TRECHO DO DOCUMENTO>

━━━━━━━━━━━━━━━━━━━━

A ativista Erika Hilton (PSOL-SP) que já ocupava o cargo de vereadora, tendo presidido a primeira comissão parlamentar de investigação sobre a transfobia na maior cidade do país, foi eleita ao receber 256.903 votos. Hilton foi a nona mais votada no estado.

Já a professora de literatura Duda Salabert (PDT-MG), que já havia sido a vereadora mais votada da história de Belo Horizonte, tornou-se deputada após receber 208.332 votos. Ela foi a terceira mais votada do estado.

Ambas estão enfrentando o desafio não apenas de combater a violência e garantir cidadania a essa população, mas atuar contra o machismo do próprio Congresso brasileiro.

A reação a essa conquista foi rápida. No Dia Internacional das Mulheres, celebrado no 8 de março, Nikolas Ferreira (PL-MG) subiu ao púlpito do plenário da Câmara dos Deputados, usando uma peruca loira, denominando-se como “Nicole” e atacando os direitos da população trans.

Com isso, inaugurou uma série de manifestações contra esse grupo por parlamentares da extrema direita – e não apenas no Congresso. Na última terça (4), a vereadora Flávia Borja (PP) de Belo Horizonte disse, em discurso, que pessoas trans “não são bem-vindas” à capital mineira.

E não foi à toa. O tema dos direitos da população trans é instrumentalizado por determinados políticos como uma ameaça ao seu eleitorado ultraconservador. Quanto mais atacam, mais conseguem likes e compartilhamentos desse grupo, garantido sua “reputação” e, dessa forma, reeleição.

━━━━━━━━━━━━━━━━━━━━

CONJUNTO DE LINHAS>
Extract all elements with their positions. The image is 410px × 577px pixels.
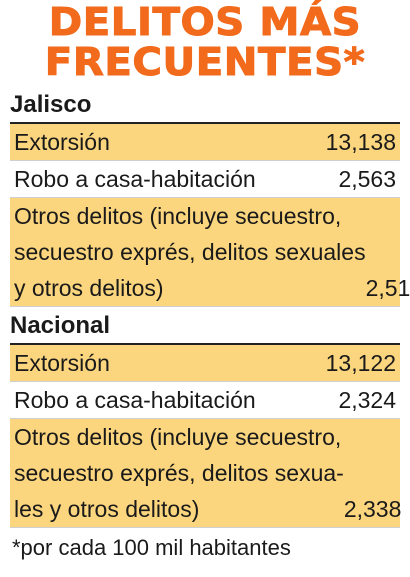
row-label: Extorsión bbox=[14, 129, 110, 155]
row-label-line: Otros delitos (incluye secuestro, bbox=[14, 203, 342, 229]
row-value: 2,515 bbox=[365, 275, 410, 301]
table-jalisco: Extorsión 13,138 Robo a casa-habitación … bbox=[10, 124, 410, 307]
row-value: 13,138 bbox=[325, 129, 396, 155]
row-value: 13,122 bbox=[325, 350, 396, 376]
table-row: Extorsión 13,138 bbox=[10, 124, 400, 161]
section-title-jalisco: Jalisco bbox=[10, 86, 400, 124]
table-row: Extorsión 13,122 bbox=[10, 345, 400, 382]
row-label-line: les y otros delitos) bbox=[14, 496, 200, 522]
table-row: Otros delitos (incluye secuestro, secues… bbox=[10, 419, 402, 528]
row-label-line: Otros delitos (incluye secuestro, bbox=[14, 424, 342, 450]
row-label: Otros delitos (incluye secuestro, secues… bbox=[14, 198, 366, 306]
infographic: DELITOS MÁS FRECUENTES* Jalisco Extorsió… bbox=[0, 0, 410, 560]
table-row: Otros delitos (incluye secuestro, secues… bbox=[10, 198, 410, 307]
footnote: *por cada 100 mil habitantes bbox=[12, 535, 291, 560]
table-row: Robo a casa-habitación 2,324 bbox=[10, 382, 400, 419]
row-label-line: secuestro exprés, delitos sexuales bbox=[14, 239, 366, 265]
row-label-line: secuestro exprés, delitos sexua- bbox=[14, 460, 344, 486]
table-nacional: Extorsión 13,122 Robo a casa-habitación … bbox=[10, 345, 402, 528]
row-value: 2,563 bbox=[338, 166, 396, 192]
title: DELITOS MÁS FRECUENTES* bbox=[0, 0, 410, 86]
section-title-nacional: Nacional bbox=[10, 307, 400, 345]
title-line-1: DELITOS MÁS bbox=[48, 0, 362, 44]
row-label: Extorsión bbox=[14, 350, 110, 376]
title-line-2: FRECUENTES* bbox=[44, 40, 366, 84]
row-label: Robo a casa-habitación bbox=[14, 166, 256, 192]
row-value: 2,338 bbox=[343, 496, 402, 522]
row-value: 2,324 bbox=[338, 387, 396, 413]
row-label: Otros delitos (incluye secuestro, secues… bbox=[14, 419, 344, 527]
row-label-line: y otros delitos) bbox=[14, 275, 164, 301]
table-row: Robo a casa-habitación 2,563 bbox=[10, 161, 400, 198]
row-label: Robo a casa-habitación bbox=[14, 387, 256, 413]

━━━━━━━━━━━━━━━━━━━━

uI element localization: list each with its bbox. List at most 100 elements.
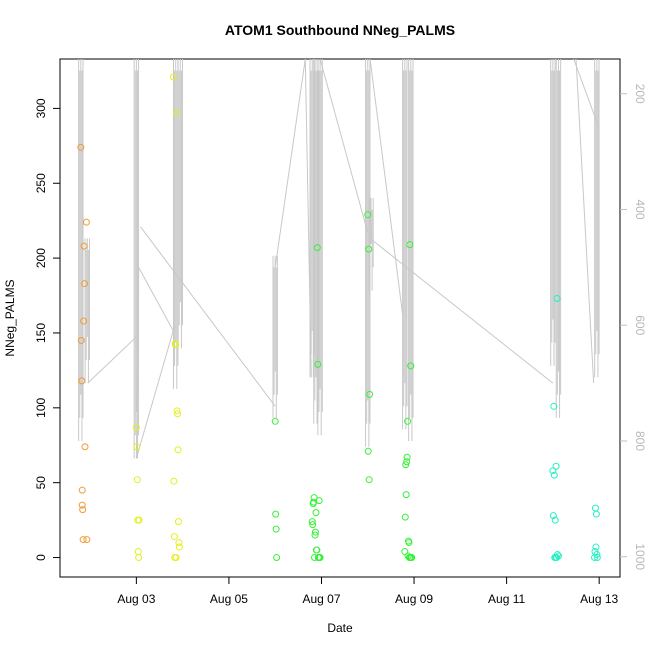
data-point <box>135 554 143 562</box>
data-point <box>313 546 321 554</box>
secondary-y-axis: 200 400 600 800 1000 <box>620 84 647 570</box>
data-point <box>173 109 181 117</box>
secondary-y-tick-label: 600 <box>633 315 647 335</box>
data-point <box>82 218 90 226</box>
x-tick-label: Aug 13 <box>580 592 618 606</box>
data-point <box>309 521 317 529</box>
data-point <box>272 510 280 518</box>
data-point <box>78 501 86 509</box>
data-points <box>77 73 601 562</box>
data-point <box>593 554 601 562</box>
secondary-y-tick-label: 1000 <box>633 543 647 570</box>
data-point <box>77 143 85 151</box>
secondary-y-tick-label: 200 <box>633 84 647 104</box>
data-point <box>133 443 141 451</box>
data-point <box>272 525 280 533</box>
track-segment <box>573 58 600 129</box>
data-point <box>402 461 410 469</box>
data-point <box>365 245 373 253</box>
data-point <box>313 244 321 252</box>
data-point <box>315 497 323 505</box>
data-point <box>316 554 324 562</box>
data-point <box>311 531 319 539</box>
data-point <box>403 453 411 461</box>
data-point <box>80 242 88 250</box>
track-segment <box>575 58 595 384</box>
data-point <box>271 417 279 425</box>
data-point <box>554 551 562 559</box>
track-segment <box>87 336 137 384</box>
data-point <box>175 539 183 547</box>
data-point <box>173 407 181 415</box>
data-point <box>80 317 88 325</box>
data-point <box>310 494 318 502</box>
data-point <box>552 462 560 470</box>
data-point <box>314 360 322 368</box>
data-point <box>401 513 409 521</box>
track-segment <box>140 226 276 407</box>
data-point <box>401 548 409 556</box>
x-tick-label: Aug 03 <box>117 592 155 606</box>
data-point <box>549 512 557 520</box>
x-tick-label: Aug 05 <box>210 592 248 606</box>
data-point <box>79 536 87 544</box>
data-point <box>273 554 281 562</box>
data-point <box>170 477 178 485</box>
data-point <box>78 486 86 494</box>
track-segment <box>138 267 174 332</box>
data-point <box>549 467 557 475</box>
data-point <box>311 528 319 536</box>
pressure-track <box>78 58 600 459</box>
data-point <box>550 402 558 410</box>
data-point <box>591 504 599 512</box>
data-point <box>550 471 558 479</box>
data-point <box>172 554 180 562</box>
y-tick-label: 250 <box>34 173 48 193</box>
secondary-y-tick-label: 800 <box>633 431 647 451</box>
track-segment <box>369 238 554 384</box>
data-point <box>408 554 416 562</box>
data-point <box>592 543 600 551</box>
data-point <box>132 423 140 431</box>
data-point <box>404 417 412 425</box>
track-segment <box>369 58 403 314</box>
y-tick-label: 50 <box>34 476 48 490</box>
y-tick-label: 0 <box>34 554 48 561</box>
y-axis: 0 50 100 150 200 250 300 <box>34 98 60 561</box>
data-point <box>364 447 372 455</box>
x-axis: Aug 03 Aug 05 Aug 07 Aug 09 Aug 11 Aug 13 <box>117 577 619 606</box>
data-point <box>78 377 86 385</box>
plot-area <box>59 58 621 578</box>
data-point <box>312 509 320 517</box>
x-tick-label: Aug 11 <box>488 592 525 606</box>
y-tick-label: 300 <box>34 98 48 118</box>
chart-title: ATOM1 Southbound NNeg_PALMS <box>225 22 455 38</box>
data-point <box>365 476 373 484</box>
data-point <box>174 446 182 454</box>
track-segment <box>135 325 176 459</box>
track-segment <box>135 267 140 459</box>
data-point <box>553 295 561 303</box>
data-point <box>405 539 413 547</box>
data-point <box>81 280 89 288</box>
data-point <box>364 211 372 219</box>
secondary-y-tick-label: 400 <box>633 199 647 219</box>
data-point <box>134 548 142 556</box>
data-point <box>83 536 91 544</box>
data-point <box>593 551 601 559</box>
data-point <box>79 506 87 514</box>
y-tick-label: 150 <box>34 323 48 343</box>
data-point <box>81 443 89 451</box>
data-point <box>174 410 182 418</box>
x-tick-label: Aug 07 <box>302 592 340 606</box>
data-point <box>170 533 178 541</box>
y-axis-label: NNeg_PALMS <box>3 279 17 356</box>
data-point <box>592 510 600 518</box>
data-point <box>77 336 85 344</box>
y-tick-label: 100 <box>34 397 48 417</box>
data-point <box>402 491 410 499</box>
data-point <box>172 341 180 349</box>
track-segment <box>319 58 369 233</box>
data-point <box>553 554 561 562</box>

━━━━━━━━━━━━━━━━━━━━

OBJETIVO DO EXERCÍCIO>
Segundo o trecho do documento, quantos votos Duda Salabert recebeu ao se tornar deputada?

RESPOSTA À TAREFA>
Duda Salabert recebeu 208.332 votos.